Problem: Give the count of lines holding the string "image" and nothing else.
--- START Material provided ---
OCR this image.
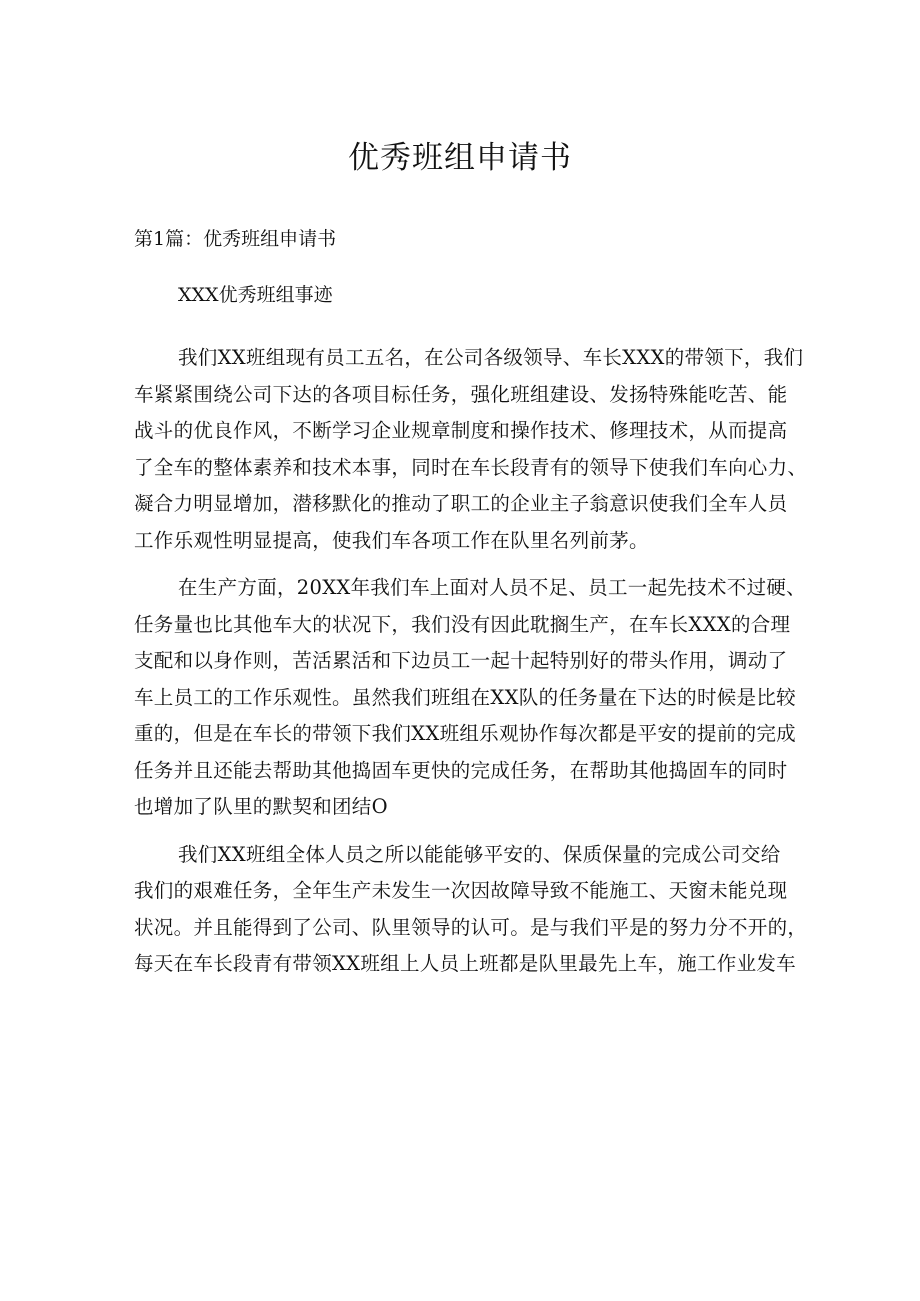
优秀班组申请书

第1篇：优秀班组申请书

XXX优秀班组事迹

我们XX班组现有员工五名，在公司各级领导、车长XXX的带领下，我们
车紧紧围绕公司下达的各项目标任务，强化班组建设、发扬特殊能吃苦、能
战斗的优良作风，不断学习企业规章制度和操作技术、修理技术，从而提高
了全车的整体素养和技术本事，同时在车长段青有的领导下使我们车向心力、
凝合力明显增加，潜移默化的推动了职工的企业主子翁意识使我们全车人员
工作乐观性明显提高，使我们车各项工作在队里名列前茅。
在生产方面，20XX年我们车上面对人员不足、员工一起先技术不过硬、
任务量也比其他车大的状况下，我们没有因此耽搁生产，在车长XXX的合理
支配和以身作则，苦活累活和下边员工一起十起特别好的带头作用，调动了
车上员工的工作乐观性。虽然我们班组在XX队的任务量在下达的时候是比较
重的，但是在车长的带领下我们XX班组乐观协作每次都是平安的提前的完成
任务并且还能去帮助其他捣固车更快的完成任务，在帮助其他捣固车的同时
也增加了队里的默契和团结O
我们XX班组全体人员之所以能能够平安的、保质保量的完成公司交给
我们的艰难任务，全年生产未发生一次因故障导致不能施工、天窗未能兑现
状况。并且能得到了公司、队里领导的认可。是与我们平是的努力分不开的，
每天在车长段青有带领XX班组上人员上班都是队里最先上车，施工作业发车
--- END Material provided ---
--- START Material provided ---
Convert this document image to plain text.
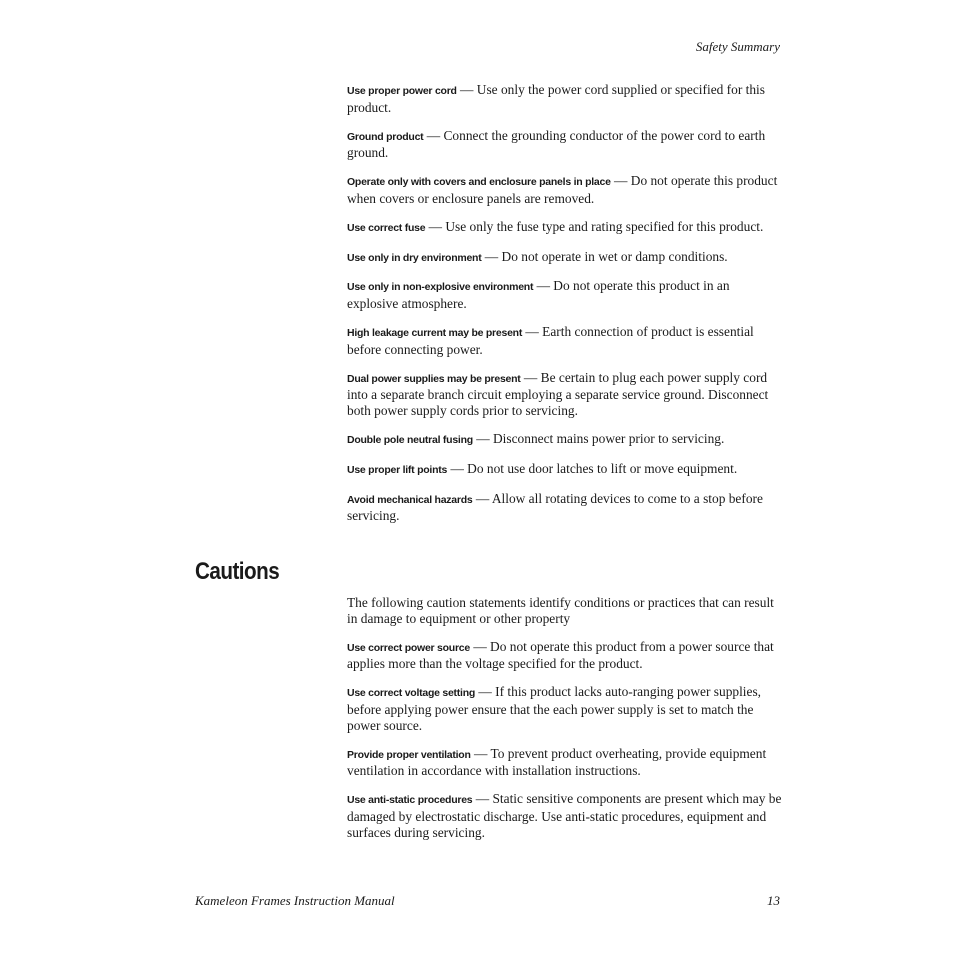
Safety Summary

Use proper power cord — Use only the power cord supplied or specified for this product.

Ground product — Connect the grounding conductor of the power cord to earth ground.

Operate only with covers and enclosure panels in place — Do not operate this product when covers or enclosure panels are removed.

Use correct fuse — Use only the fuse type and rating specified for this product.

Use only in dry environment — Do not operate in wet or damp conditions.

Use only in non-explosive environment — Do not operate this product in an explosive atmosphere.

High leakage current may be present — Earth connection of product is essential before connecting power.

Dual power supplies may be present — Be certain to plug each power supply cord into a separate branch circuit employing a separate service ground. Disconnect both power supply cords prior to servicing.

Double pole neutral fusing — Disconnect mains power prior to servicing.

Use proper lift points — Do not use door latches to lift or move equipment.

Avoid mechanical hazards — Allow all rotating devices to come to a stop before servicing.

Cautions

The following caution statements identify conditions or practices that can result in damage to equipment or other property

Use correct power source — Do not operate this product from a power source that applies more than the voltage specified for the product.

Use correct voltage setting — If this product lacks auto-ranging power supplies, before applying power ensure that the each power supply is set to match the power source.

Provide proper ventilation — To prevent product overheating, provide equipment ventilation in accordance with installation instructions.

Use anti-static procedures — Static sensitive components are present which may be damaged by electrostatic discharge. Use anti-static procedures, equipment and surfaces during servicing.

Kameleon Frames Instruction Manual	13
--- END Material provided ---
Full solution: 2